- _DO THIS_:
Set down the whole listing verbatim.

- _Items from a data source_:
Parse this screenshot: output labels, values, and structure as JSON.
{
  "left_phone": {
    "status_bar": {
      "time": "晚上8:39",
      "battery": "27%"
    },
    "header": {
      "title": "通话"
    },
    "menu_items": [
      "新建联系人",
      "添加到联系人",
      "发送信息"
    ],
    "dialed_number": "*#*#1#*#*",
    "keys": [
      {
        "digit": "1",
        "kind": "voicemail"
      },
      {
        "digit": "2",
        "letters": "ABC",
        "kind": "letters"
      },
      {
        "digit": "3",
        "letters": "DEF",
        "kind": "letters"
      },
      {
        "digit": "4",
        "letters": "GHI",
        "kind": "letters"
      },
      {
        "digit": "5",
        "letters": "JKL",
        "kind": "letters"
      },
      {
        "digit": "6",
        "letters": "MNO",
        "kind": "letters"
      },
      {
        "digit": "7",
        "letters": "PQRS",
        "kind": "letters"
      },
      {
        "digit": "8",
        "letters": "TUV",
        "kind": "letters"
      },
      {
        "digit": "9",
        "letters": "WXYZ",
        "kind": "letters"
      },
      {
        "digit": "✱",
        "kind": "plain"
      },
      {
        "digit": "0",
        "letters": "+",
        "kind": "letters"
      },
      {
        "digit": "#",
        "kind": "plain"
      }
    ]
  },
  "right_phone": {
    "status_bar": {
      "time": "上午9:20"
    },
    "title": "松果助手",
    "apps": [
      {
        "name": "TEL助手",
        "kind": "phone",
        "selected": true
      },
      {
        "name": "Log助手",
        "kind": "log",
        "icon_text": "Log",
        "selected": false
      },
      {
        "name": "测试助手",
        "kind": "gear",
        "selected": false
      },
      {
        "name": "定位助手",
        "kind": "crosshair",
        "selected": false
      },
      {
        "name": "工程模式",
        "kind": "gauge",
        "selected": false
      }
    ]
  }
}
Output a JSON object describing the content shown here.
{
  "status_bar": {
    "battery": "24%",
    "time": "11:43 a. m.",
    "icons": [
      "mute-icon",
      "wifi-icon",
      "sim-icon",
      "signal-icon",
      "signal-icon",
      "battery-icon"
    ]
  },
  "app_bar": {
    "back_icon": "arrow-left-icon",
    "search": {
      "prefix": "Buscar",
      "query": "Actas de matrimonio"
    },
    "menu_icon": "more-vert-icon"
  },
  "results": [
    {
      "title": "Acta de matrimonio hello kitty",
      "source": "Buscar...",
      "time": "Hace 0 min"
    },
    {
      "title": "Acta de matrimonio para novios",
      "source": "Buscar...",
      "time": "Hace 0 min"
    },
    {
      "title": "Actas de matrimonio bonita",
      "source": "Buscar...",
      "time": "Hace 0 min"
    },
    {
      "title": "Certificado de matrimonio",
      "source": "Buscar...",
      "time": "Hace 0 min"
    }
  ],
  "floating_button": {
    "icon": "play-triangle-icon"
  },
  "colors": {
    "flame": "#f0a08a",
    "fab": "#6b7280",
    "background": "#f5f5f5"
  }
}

- _THE ANSWER_:
Parse this screenshot: output labels, values, and structure as JSON.
{
  "left_phone": {
    "status_bar": {
      "time": "晚上8:39",
      "battery": "27%"
    },
    "header": {
      "title": "通话"
    },
    "menu_items": [
      "新建联系人",
      "添加到联系人",
      "发送信息"
    ],
    "dialed_number": "*#*#1#*#*",
    "keys": [
      {
        "digit": "1",
        "kind": "voicemail"
      },
      {
        "digit": "2",
        "letters": "ABC",
        "kind": "letters"
      },
      {
        "digit": "3",
        "letters": "DEF",
        "kind": "letters"
      },
      {
        "digit": "4",
        "letters": "GHI",
        "kind": "letters"
      },
      {
        "digit": "5",
        "letters": "JKL",
        "kind": "letters"
      },
      {
        "digit": "6",
        "letters": "MNO",
        "kind": "letters"
      },
      {
        "digit": "7",
        "letters": "PQRS",
        "kind": "letters"
      },
      {
        "digit": "8",
        "letters": "TUV",
        "kind": "letters"
      },
      {
        "digit": "9",
        "letters": "WXYZ",
        "kind": "letters"
      },
      {
        "digit": "✱",
        "kind": "plain"
      },
      {
        "digit": "0",
        "letters": "+",
        "kind": "letters"
      },
      {
        "digit": "#",
        "kind": "plain"
      }
    ]
  },
  "right_phone": {
    "status_bar": {
      "time": "上午9:20"
    },
    "title": "松果助手",
    "apps": [
      {
        "name": "TEL助手",
        "kind": "phone",
        "selected": true
      },
      {
        "name": "Log助手",
        "kind": "log",
        "icon_text": "Log",
        "selected": false
      },
      {
        "name": "测试助手",
        "kind": "gear",
        "selected": false
      },
      {
        "name": "定位助手",
        "kind": "crosshair",
        "selected": false
      },
      {
        "name": "工程模式",
        "kind": "gauge",
        "selected": false
      }
    ]
  }
}
Output a JSON object describing the content shown here.
{
  "status_bar": {
    "battery": "24%",
    "time": "11:43 a. m.",
    "icons": [
      "mute-icon",
      "wifi-icon",
      "sim-icon",
      "signal-icon",
      "signal-icon",
      "battery-icon"
    ]
  },
  "app_bar": {
    "back_icon": "arrow-left-icon",
    "search": {
      "prefix": "Buscar",
      "query": "Actas de matrimonio"
    },
    "menu_icon": "more-vert-icon"
  },
  "results": [
    {
      "title": "Acta de matrimonio hello kitty",
      "source": "Buscar...",
      "time": "Hace 0 min"
    },
    {
      "title": "Acta de matrimonio para novios",
      "source": "Buscar...",
      "time": "Hace 0 min"
    },
    {
      "title": "Actas de matrimonio bonita",
      "source": "Buscar...",
      "time": "Hace 0 min"
    },
    {
      "title": "Certificado de matrimonio",
      "source": "Buscar...",
      "time": "Hace 0 min"
    }
  ],
  "floating_button": {
    "icon": "play-triangle-icon"
  },
  "colors": {
    "flame": "#f0a08a",
    "fab": "#6b7280",
    "background": "#f5f5f5"
  }
}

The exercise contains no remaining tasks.